_ОТРЫВОК_.
========
Женщины не пишут хороших картин? Что ж, значит, надо оставить живопись мужчинам. Ана Мендиета вжималась физиономией в стекло, так что вместо хорошенького личика с обратной стороны была видна смазанная, перекошенная, страдающая рожа — совсем как у Фрэнсиса Бэкона. Среди женщин не было скульптора, равного Микеланджело? Что ж, наверное, архетип субъектно-объектных отношений, отлитый в мифе о Пигмалионе и Галатее, этого и не предполагает. Ана Мендиета стирала грань между скульптурой и перформансом с помощью ритуала, превращая ваяние в род священнодействия с землей, кровью и собственным телом, так что процесс становился важнее результата. Мать сыра земля и прочее ведовство — это все бабские практики? Откликаясь на одно громкое преступление, Ана Мендиета представала в образе жертвы изнасилования — кровь, грязь, некрасиво заголившееся тело. Похищение Прозерпины, похищение дочерей Левкиппа, похищение сабинянок — за классическими сюжетами с поэтическими названиями, за прекрасной обнаженной натурой, увиденной мужским глазом, должно быть, стояла отвратительная реальность, как в полицейской фотохронике.
========
_ИСХОДНЫЕ ДАННЫЕ_.
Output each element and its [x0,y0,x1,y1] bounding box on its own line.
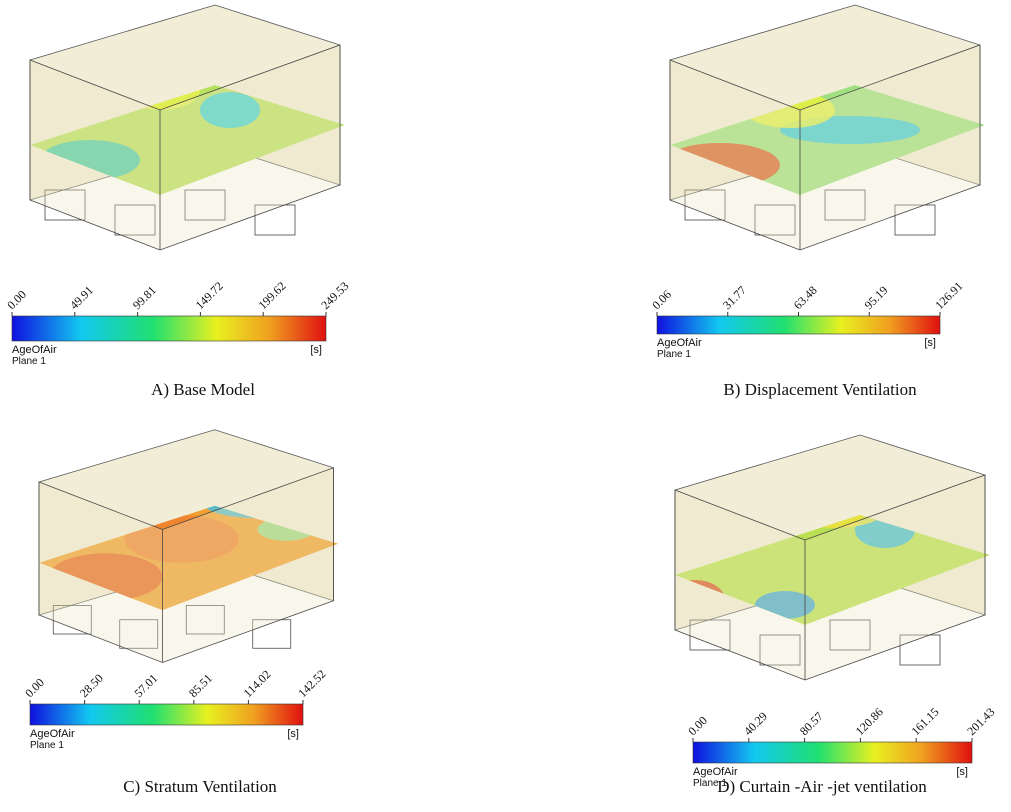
========
_ЗАДАНИЯ_.
1. Почему, согласно отрывку об Ане Мендиете, в её работах процесс становился важнее результата?
2. Продолжите отрывок об Ане Мендиете, начав сразу после его последней фразы.

_ОТВЕТЫ_.
1. Мендиета стирала грань между скульптурой и перформансом с помощью ритуала. Ваяние превращалось у неё в род священнодействия с землёй, кровью и собственным телом, поэтому процесс становился важнее результата.

2.
8 сентября 1985 года Ана Мендиета, поссорившись с мужем, знаменитым художником-минималистом Карлом Андре, открыла окно спальни и шагнула на улицу — с 34-го этажа гринвич-виллиджского небоскреба. Во всяком случае, суд поверил в версию мужа, подозревавшегося в убийстве. Карл Андре говорил, что они поссорились из-за славы — из-за того, что он более популярен. Ана Мендиета стала святой и иконой феминизма, великомученицей, невинно убиенной — вернисажи Карла Андре феминистки срывают до сих пор.
Это была типичная история. Несколькими годами ранее из окна манхэттенского небоскреба выпрыгнула еще одна, совершенно неуверенная в себе, мучившаяся от неудач и непризнания, несчастная в личной жизни художница. Ей было 22 года, ее звали Франческа Вудмен — ее волшебные фотографии мы видим теперь на каждой биеннале. История учит, что авангард непременно должен проиграть, чтобы выиграть впоследствии. Жертвы "феминистского авангарда" не были напрасны. Кем была Синди Шерман в 1970-х? Девушкой Роберта Лонго. Кто такой Роберт Лонго сейчас? Тот, кто когда-то был парнем великой Синди Шерман. Вали Экспорт не только затмила своего тогдашнего соавтора, Петера Вайбеля, но и фактически отобрала у него авторские права на совместные работы: мужчина, которого она ведет на поводке в одном из их знаменитых перформансов, это теперь для многих всего лишь "реквизит для женщины". Фотография, видео, перформанс... Кто, кстати, самый великий художник перформанса? Конечно, Марина Абрамович. Кто сказал — Марина Абрамович и Улай?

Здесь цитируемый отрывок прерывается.